PROVIDED INFORMATION

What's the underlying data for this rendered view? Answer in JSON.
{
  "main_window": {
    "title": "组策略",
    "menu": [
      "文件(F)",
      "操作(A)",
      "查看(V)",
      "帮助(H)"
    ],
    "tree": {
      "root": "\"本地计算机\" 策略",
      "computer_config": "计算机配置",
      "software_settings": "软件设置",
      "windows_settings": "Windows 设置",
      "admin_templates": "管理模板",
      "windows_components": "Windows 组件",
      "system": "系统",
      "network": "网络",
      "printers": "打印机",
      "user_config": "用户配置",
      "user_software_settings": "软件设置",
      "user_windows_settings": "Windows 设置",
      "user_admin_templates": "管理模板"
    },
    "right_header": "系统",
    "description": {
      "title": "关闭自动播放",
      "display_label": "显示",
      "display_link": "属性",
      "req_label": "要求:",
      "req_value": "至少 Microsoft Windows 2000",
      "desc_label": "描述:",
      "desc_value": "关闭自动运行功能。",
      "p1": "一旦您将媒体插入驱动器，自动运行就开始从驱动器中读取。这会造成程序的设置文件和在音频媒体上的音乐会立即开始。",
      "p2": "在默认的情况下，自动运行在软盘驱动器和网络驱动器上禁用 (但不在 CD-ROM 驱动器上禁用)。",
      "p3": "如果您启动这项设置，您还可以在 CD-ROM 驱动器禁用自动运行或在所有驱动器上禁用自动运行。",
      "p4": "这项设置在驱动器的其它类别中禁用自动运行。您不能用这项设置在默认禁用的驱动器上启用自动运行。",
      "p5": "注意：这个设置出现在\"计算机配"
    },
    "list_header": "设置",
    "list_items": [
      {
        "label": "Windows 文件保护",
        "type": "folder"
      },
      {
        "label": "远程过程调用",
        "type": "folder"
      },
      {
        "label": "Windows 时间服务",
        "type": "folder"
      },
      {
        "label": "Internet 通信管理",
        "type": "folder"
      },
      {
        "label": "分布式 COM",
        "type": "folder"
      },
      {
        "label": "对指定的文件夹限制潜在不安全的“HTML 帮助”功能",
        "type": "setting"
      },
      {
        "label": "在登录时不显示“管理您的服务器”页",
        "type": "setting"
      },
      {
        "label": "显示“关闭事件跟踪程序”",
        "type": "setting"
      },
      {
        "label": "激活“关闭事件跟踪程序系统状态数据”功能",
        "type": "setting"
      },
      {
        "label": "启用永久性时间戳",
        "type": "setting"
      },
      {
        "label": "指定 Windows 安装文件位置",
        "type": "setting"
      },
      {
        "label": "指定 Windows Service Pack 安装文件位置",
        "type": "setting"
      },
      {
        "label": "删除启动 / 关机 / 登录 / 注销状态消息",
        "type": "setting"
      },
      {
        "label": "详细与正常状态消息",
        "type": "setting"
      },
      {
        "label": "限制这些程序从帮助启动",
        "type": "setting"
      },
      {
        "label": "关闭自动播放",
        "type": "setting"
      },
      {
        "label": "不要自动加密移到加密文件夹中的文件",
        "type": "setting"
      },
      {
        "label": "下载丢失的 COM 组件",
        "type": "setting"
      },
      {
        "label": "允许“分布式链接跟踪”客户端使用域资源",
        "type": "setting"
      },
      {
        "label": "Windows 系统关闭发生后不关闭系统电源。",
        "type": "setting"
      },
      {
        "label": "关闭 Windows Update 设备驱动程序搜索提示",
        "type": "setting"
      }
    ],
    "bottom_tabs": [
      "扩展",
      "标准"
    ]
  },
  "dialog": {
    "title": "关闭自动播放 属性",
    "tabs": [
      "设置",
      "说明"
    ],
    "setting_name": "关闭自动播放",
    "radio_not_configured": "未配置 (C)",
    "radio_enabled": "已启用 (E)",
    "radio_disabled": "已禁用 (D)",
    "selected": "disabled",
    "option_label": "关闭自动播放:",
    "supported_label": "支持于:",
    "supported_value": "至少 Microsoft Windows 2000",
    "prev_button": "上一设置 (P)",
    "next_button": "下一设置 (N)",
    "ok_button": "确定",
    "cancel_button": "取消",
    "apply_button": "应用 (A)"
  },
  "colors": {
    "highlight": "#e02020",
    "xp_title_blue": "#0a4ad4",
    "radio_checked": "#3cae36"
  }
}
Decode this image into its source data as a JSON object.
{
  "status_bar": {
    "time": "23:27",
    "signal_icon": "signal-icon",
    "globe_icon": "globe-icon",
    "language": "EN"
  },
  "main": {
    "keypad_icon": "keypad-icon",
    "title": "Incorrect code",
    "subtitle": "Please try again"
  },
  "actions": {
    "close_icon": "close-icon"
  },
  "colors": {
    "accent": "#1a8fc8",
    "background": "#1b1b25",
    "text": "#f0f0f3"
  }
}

TO BE DONE
Repeat each of the entries above precisely as given.

CORRECT ANSWER
What's the underlying data for this rendered view? Answer in JSON.
{
  "main_window": {
    "title": "组策略",
    "menu": [
      "文件(F)",
      "操作(A)",
      "查看(V)",
      "帮助(H)"
    ],
    "tree": {
      "root": "\"本地计算机\" 策略",
      "computer_config": "计算机配置",
      "software_settings": "软件设置",
      "windows_settings": "Windows 设置",
      "admin_templates": "管理模板",
      "windows_components": "Windows 组件",
      "system": "系统",
      "network": "网络",
      "printers": "打印机",
      "user_config": "用户配置",
      "user_software_settings": "软件设置",
      "user_windows_settings": "Windows 设置",
      "user_admin_templates": "管理模板"
    },
    "right_header": "系统",
    "description": {
      "title": "关闭自动播放",
      "display_label": "显示",
      "display_link": "属性",
      "req_label": "要求:",
      "req_value": "至少 Microsoft Windows 2000",
      "desc_label": "描述:",
      "desc_value": "关闭自动运行功能。",
      "p1": "一旦您将媒体插入驱动器，自动运行就开始从驱动器中读取。这会造成程序的设置文件和在音频媒体上的音乐会立即开始。",
      "p2": "在默认的情况下，自动运行在软盘驱动器和网络驱动器上禁用 (但不在 CD-ROM 驱动器上禁用)。",
      "p3": "如果您启动这项设置，您还可以在 CD-ROM 驱动器禁用自动运行或在所有驱动器上禁用自动运行。",
      "p4": "这项设置在驱动器的其它类别中禁用自动运行。您不能用这项设置在默认禁用的驱动器上启用自动运行。",
      "p5": "注意：这个设置出现在\"计算机配"
    },
    "list_header": "设置",
    "list_items": [
      {
        "label": "Windows 文件保护",
        "type": "folder"
      },
      {
        "label": "远程过程调用",
        "type": "folder"
      },
      {
        "label": "Windows 时间服务",
        "type": "folder"
      },
      {
        "label": "Internet 通信管理",
        "type": "folder"
      },
      {
        "label": "分布式 COM",
        "type": "folder"
      },
      {
        "label": "对指定的文件夹限制潜在不安全的“HTML 帮助”功能",
        "type": "setting"
      },
      {
        "label": "在登录时不显示“管理您的服务器”页",
        "type": "setting"
      },
      {
        "label": "显示“关闭事件跟踪程序”",
        "type": "setting"
      },
      {
        "label": "激活“关闭事件跟踪程序系统状态数据”功能",
        "type": "setting"
      },
      {
        "label": "启用永久性时间戳",
        "type": "setting"
      },
      {
        "label": "指定 Windows 安装文件位置",
        "type": "setting"
      },
      {
        "label": "指定 Windows Service Pack 安装文件位置",
        "type": "setting"
      },
      {
        "label": "删除启动 / 关机 / 登录 / 注销状态消息",
        "type": "setting"
      },
      {
        "label": "详细与正常状态消息",
        "type": "setting"
      },
      {
        "label": "限制这些程序从帮助启动",
        "type": "setting"
      },
      {
        "label": "关闭自动播放",
        "type": "setting"
      },
      {
        "label": "不要自动加密移到加密文件夹中的文件",
        "type": "setting"
      },
      {
        "label": "下载丢失的 COM 组件",
        "type": "setting"
      },
      {
        "label": "允许“分布式链接跟踪”客户端使用域资源",
        "type": "setting"
      },
      {
        "label": "Windows 系统关闭发生后不关闭系统电源。",
        "type": "setting"
      },
      {
        "label": "关闭 Windows Update 设备驱动程序搜索提示",
        "type": "setting"
      }
    ],
    "bottom_tabs": [
      "扩展",
      "标准"
    ]
  },
  "dialog": {
    "title": "关闭自动播放 属性",
    "tabs": [
      "设置",
      "说明"
    ],
    "setting_name": "关闭自动播放",
    "radio_not_configured": "未配置 (C)",
    "radio_enabled": "已启用 (E)",
    "radio_disabled": "已禁用 (D)",
    "selected": "disabled",
    "option_label": "关闭自动播放:",
    "supported_label": "支持于:",
    "supported_value": "至少 Microsoft Windows 2000",
    "prev_button": "上一设置 (P)",
    "next_button": "下一设置 (N)",
    "ok_button": "确定",
    "cancel_button": "取消",
    "apply_button": "应用 (A)"
  },
  "colors": {
    "highlight": "#e02020",
    "xp_title_blue": "#0a4ad4",
    "radio_checked": "#3cae36"
  }
}
Decode this image into its source data as a JSON object.
{
  "status_bar": {
    "time": "23:27",
    "signal_icon": "signal-icon",
    "globe_icon": "globe-icon",
    "language": "EN"
  },
  "main": {
    "keypad_icon": "keypad-icon",
    "title": "Incorrect code",
    "subtitle": "Please try again"
  },
  "actions": {
    "close_icon": "close-icon"
  },
  "colors": {
    "accent": "#1a8fc8",
    "background": "#1b1b25",
    "text": "#f0f0f3"
  }
}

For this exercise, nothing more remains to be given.